**Task objective**
Go through the listing below and gather every line with the word "dokumenty".

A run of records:
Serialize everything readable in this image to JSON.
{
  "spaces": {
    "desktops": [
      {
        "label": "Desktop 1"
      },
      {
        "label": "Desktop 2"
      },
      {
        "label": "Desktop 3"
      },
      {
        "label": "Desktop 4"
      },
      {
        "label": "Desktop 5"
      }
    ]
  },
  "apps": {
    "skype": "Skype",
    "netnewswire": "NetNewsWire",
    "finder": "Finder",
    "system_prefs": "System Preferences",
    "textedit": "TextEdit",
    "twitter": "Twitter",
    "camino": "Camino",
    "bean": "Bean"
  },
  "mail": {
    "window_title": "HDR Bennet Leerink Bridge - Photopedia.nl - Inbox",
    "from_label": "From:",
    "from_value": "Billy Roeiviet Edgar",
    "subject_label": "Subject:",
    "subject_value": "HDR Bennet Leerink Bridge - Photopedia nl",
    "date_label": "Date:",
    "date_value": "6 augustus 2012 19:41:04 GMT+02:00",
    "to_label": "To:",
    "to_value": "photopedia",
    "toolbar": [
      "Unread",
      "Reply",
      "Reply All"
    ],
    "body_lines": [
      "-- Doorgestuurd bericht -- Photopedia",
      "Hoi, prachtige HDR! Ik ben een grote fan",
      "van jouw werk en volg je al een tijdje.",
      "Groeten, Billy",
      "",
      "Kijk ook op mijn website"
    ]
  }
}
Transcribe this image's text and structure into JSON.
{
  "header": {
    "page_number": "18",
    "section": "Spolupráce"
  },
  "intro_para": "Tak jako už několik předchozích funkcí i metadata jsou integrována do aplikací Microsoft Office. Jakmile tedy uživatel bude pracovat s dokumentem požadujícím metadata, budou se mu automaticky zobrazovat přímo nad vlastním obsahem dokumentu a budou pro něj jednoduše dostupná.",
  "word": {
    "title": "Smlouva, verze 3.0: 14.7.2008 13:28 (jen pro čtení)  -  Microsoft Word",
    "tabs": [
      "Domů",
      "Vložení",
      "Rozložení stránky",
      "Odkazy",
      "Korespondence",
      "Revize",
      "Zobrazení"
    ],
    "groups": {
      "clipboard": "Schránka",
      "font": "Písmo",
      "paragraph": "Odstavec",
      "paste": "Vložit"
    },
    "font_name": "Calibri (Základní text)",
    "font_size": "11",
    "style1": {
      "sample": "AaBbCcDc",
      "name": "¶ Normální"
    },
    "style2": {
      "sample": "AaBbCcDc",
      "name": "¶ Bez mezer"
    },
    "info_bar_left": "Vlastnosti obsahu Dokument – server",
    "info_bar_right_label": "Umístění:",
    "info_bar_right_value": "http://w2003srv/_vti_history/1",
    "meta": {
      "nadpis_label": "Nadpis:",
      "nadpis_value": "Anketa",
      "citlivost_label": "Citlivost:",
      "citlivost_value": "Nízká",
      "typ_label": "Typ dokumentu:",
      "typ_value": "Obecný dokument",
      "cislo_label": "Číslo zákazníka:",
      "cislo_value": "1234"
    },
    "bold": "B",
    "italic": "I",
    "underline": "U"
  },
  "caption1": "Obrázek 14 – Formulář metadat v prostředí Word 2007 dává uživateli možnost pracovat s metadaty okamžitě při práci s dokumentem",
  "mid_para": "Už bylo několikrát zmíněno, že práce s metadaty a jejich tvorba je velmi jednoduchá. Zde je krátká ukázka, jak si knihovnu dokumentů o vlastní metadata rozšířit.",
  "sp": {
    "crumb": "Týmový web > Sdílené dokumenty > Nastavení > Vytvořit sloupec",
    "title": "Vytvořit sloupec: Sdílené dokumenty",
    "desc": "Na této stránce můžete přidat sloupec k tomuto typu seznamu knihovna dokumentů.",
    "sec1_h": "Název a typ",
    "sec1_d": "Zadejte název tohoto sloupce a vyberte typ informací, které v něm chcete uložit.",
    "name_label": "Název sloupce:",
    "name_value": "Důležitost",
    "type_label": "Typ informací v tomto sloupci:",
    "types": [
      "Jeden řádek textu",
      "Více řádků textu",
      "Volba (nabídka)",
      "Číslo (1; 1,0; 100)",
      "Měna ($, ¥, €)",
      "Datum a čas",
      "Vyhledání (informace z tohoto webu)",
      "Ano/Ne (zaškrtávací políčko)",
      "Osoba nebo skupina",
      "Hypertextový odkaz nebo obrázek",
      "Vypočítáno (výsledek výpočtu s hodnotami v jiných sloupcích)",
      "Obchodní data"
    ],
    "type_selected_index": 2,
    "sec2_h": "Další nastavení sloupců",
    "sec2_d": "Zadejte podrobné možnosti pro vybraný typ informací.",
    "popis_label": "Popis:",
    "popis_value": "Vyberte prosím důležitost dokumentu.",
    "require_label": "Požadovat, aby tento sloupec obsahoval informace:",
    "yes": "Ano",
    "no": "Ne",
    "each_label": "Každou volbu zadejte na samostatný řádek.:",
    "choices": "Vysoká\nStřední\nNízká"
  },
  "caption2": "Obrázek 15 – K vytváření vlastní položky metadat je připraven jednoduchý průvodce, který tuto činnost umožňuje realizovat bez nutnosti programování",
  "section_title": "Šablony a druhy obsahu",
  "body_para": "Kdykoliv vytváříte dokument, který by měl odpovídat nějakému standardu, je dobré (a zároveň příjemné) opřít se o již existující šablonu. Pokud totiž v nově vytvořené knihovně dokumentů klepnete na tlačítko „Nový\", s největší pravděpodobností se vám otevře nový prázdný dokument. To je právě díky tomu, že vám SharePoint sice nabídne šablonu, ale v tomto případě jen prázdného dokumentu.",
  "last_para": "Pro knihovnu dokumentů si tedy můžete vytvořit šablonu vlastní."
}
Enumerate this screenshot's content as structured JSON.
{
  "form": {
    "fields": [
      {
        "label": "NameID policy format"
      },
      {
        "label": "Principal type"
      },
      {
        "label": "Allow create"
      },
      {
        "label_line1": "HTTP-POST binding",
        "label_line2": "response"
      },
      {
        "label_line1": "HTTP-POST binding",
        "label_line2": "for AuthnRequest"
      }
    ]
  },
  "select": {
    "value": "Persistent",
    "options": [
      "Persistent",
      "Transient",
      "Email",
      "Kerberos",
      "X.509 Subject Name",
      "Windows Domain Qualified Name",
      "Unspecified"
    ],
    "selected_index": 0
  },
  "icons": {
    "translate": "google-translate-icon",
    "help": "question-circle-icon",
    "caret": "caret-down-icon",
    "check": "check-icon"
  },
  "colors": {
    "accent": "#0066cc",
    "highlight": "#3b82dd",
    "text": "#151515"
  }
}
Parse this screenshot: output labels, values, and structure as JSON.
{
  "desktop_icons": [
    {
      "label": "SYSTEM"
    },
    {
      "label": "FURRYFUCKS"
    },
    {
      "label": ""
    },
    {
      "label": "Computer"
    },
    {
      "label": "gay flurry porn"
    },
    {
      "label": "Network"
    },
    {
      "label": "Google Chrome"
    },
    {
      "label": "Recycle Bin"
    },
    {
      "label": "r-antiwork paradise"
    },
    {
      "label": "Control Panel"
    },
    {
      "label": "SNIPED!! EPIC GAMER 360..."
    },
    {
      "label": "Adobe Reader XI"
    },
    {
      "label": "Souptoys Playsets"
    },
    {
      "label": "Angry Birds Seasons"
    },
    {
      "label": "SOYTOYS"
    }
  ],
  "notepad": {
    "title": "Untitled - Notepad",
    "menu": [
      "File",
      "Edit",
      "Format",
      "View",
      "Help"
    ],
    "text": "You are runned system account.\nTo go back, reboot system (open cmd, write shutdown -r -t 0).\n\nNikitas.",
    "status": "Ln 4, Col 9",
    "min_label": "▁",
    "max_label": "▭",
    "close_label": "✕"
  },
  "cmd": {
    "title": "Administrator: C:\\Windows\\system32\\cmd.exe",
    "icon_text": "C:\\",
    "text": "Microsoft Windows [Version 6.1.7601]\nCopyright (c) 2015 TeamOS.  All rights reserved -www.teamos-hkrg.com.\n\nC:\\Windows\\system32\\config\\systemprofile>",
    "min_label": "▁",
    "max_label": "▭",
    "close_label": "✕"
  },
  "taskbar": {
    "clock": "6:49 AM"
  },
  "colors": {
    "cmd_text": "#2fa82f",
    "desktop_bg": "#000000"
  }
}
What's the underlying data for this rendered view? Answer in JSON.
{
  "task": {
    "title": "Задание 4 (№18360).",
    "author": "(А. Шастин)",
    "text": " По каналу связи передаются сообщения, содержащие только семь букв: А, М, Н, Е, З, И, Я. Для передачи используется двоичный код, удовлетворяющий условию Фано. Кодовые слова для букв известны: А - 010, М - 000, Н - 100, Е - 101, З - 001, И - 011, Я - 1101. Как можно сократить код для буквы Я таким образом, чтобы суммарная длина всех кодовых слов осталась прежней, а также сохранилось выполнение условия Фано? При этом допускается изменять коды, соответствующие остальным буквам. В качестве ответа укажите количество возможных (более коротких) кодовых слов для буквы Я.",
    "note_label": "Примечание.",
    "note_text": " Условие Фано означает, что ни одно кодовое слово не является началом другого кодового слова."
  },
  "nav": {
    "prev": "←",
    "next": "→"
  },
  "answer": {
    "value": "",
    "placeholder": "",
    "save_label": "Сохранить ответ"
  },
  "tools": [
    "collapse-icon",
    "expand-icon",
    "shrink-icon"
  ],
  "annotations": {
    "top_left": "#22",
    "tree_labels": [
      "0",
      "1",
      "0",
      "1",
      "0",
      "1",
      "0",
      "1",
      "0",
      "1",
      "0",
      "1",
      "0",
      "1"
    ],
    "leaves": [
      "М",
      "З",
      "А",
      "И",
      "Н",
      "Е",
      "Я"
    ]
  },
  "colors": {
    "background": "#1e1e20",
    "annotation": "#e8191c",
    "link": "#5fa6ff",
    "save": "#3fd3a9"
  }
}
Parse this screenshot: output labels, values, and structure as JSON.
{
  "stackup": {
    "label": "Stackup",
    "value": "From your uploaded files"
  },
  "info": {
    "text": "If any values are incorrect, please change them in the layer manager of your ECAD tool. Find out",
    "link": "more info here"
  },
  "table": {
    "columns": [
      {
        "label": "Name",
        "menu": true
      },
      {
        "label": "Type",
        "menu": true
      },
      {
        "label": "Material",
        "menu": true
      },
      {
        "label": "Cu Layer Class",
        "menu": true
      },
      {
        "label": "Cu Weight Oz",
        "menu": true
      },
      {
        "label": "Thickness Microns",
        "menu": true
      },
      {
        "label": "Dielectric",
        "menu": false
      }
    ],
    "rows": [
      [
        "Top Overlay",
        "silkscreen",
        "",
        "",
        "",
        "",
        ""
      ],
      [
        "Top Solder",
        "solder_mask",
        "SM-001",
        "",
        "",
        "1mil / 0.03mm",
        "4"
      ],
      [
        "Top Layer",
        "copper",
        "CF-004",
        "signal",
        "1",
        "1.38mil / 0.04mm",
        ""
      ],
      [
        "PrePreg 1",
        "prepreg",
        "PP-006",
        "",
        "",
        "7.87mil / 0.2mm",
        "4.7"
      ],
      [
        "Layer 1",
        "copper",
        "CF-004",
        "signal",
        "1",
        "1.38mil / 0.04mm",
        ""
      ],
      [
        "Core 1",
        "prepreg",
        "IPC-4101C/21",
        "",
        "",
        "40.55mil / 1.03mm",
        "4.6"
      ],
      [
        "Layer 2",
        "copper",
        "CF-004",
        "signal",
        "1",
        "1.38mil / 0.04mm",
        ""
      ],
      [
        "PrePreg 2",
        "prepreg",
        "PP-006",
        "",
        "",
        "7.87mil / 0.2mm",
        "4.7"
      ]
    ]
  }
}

**Solution to the problem**
    "crumb": "Týmový web > Sdílené dokumenty > Nastavení > Vytvořit sloupec",
    "title": "Vytvořit sloupec: Sdílené dokumenty",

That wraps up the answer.